__Records for this exercise__
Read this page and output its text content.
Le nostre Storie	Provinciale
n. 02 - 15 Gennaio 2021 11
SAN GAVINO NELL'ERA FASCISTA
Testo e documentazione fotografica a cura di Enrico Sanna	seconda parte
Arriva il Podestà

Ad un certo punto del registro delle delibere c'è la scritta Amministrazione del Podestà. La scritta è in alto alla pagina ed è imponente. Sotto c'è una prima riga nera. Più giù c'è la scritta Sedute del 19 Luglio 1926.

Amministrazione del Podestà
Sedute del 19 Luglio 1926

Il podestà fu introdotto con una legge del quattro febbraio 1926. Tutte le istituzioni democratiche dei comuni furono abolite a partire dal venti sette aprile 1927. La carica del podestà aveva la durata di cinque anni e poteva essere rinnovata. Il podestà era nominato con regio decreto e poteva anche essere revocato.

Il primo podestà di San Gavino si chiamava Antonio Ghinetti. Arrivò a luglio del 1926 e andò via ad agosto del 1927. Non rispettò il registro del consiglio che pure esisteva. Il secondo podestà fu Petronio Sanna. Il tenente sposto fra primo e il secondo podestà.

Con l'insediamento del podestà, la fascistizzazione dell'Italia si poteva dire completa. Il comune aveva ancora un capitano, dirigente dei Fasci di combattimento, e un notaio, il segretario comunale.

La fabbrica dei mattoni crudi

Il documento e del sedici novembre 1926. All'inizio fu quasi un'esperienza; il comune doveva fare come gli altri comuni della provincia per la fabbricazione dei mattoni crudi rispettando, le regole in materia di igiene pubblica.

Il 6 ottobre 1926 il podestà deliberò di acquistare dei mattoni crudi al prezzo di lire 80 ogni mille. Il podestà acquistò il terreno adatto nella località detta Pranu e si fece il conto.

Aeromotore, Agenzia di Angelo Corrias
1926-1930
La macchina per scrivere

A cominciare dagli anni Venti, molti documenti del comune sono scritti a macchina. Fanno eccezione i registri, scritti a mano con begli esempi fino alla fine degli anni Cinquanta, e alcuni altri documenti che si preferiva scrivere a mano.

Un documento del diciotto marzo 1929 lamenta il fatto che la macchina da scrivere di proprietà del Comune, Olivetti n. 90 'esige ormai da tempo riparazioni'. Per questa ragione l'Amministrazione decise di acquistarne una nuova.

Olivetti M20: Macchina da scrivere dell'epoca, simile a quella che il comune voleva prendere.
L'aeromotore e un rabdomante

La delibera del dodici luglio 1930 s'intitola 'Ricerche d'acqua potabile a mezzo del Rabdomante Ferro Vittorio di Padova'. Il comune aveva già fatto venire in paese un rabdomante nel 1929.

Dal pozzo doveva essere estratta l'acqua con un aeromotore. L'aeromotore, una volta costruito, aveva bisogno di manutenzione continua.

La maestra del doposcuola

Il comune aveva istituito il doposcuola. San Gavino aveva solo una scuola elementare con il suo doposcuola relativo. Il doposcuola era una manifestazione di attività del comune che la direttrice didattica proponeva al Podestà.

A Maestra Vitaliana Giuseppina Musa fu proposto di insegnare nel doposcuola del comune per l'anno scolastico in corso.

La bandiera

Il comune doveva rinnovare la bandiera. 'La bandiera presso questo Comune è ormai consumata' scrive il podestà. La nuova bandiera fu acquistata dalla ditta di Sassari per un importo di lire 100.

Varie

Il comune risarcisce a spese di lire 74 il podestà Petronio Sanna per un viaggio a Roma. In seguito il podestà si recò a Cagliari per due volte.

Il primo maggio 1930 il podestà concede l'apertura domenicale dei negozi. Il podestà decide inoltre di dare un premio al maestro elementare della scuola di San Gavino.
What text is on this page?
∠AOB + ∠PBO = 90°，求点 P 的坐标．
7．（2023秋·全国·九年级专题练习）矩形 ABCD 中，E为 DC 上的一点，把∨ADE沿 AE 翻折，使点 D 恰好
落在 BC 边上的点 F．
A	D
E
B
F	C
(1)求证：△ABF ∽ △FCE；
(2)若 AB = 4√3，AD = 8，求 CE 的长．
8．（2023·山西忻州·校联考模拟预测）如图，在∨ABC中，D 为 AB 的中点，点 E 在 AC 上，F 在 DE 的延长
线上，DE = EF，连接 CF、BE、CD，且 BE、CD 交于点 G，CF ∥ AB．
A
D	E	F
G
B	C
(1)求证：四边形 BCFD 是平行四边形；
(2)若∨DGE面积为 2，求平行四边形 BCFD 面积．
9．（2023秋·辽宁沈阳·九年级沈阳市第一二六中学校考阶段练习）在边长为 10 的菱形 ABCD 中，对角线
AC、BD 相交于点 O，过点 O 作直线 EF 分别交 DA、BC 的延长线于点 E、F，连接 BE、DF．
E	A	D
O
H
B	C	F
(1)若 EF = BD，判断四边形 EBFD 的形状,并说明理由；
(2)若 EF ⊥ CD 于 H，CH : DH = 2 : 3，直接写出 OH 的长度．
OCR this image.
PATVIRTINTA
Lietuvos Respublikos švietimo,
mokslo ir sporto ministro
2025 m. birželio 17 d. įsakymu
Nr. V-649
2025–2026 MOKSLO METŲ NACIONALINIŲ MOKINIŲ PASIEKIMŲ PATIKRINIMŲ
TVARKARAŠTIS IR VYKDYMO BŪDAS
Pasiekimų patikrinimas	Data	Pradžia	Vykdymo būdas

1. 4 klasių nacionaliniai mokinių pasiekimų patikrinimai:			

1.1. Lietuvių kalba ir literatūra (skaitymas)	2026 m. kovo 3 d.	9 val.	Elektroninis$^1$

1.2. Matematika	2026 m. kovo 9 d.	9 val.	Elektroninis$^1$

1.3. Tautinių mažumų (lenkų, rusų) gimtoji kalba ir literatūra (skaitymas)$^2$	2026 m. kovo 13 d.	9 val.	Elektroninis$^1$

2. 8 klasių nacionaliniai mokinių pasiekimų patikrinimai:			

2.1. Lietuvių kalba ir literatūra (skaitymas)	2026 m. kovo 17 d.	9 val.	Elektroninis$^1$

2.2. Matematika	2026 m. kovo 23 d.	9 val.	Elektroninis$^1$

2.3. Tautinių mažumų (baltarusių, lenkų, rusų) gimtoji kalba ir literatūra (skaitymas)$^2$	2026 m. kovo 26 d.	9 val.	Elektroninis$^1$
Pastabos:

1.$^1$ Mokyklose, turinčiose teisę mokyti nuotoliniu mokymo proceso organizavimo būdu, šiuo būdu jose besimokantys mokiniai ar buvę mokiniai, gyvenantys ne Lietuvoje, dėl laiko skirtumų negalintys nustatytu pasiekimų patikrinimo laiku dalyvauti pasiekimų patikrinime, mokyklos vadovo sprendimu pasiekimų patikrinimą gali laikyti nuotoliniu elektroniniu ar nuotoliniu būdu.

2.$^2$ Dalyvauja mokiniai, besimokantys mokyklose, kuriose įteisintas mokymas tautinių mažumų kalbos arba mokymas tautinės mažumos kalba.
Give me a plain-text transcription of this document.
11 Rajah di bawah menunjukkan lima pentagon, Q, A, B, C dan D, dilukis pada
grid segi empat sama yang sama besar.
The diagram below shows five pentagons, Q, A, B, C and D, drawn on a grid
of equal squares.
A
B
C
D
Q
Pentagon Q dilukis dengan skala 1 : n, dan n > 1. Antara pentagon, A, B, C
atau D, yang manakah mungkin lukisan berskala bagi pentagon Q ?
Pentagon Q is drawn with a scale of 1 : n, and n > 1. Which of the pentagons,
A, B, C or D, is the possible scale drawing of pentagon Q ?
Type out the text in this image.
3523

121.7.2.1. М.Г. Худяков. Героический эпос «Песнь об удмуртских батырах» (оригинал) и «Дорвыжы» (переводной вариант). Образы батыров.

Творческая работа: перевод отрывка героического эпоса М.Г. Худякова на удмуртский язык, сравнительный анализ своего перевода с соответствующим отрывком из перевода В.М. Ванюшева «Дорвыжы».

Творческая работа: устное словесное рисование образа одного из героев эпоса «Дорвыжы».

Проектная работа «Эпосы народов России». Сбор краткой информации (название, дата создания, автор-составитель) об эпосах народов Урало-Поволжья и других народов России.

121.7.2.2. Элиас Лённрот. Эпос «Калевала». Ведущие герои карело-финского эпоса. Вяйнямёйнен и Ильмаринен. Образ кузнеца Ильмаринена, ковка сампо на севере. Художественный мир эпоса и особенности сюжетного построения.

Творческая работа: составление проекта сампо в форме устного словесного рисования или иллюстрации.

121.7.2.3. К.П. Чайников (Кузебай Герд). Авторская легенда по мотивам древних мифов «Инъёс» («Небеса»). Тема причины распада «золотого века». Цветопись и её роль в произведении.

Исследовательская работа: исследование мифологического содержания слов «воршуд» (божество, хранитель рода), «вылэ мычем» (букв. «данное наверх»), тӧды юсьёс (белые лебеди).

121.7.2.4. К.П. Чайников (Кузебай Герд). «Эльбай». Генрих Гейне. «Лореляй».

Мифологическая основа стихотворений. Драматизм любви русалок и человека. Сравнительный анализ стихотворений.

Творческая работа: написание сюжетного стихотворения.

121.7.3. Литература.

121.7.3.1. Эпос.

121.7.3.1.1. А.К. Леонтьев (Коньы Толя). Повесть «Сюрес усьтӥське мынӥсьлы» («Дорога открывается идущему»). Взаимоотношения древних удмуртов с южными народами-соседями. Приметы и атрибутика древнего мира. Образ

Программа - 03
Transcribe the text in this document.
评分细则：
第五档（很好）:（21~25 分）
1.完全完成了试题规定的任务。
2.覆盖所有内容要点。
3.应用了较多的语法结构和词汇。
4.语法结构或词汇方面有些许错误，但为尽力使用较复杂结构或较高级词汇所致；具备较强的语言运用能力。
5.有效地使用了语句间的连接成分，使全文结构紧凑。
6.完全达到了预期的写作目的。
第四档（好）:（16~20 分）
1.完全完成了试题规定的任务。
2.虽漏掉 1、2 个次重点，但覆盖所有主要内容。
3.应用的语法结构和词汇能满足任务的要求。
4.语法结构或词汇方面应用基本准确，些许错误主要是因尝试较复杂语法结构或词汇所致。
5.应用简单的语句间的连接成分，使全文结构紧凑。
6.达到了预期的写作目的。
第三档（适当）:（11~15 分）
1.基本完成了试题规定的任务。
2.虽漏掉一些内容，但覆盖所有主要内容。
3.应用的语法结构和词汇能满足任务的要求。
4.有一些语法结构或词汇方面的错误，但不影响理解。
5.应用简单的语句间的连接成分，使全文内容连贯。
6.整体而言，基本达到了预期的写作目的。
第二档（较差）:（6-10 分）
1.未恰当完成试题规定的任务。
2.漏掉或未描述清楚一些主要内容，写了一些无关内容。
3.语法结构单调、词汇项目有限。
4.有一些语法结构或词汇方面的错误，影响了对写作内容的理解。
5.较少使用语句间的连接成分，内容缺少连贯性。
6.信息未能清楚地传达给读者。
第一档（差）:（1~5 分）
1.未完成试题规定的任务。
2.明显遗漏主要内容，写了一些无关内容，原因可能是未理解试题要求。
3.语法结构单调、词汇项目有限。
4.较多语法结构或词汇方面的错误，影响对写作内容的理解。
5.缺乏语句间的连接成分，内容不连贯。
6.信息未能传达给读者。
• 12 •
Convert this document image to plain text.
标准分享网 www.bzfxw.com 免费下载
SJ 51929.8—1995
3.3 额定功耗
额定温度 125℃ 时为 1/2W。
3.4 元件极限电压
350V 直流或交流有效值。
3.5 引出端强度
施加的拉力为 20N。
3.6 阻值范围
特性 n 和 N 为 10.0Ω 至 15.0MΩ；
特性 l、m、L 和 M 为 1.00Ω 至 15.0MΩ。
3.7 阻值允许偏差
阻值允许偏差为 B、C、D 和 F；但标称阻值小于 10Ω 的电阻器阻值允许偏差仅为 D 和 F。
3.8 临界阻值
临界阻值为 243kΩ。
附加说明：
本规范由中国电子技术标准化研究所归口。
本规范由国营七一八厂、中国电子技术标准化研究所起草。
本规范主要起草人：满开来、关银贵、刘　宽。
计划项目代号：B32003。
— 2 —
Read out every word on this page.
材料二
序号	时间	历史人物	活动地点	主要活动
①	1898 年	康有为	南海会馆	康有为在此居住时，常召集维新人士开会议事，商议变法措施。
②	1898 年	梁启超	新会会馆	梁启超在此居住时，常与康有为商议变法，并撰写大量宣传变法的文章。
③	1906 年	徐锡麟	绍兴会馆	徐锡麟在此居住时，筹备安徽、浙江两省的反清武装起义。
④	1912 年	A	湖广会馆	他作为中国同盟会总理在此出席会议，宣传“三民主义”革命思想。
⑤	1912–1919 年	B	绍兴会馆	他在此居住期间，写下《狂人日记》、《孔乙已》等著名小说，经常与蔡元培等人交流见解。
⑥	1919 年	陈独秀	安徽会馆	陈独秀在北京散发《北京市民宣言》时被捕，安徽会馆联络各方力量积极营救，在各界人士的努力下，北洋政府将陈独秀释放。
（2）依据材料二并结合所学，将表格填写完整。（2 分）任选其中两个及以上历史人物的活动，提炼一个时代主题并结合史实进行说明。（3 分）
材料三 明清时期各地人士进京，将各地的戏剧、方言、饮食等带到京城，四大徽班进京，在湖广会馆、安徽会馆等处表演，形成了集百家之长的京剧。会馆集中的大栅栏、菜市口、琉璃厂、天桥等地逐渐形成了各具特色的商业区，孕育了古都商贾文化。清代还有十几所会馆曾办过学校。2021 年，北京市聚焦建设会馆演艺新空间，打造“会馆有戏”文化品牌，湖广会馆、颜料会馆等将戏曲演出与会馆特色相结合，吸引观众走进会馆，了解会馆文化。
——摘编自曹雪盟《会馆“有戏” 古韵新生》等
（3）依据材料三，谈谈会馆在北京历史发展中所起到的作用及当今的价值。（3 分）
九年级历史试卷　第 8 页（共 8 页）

__Exercise__
Track down the lines that include the word "comuni" and copy them.

__Solved problem__
Il podestà fu introdotto con una legge del quattro febbraio 1926. Tutte le istituzioni democratiche dei comuni furono abolite a partire dal venti sette aprile 1927. La carica del podestà aveva la durata di cinque anni e poteva essere rinnovata. Il podestà era nominato con regio decreto e poteva anche essere revocato.
Il documento e del sedici novembre 1926. All'inizio fu quasi un'esperienza; il comune doveva fare come gli altri comuni della provincia per la fabbricazione dei mattoni crudi rispettando, le regole in materia di igiene pubblica.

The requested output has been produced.